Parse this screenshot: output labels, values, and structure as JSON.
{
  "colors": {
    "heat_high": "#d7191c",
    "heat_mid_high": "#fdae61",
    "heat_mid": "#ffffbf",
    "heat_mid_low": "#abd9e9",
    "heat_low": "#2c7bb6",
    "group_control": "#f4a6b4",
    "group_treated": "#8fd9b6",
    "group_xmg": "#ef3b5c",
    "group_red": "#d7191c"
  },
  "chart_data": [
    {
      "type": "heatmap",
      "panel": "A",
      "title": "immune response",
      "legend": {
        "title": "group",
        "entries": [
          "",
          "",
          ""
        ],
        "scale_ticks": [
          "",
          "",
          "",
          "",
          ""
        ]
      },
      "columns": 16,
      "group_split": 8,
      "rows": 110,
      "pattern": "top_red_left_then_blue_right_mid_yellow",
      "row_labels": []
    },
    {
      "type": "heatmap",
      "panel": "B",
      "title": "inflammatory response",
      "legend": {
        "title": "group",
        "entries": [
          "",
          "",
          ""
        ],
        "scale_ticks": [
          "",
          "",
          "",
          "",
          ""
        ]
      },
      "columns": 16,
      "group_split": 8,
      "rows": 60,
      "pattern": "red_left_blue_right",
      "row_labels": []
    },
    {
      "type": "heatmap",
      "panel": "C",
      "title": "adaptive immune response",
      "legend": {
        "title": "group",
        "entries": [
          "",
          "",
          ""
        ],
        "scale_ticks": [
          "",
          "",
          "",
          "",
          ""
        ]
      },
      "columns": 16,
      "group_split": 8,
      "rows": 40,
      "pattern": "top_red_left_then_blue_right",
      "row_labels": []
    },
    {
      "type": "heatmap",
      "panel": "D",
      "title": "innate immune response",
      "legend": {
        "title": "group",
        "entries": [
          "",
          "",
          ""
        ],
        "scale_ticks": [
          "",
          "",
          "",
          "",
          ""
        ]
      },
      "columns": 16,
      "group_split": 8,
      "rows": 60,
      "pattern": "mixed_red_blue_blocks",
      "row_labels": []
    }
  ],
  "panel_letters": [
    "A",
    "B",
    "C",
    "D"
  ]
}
———
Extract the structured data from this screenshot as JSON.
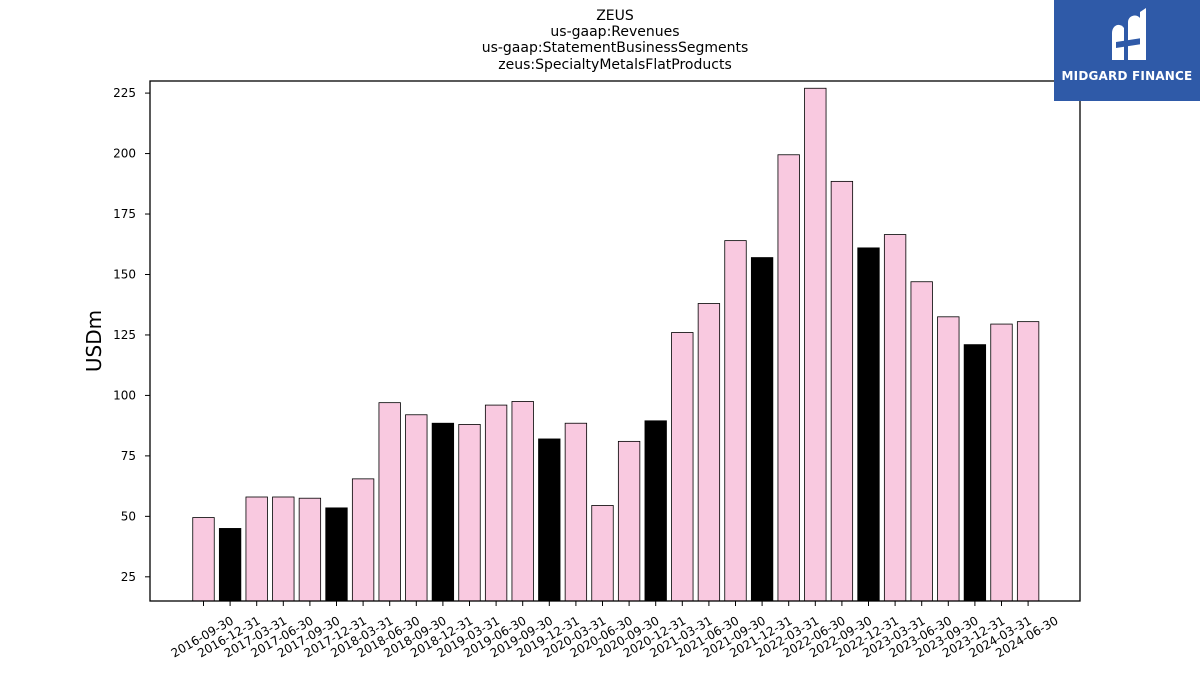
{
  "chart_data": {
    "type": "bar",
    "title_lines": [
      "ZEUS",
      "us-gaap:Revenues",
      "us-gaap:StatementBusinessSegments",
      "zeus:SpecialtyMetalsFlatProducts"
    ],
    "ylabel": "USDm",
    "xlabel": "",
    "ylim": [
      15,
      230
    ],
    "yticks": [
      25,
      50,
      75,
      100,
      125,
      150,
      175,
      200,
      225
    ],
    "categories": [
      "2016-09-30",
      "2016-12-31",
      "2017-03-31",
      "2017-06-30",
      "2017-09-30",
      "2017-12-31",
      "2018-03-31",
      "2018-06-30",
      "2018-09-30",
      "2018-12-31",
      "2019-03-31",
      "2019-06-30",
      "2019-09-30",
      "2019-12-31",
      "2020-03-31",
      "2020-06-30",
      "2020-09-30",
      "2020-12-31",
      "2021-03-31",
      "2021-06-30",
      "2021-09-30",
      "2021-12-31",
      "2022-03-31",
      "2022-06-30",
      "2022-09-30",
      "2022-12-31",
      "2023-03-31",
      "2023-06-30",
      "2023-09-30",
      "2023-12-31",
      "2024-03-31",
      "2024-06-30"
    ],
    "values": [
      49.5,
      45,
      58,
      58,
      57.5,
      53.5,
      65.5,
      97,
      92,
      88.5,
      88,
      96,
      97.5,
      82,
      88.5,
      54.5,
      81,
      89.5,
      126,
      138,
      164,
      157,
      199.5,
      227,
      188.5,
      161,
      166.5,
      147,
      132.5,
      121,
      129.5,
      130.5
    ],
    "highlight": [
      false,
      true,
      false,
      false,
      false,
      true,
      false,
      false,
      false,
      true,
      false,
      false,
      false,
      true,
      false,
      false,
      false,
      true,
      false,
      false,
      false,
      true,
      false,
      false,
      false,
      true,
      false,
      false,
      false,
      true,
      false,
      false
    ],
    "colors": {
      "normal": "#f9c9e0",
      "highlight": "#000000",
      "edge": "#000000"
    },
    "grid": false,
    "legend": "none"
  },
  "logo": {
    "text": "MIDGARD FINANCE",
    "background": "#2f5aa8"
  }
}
———
## SHORT EXERCISE
Count every line in the listing above that holds "values", then report only the count.

## RESPONSE FOR THIS EXERCISE
2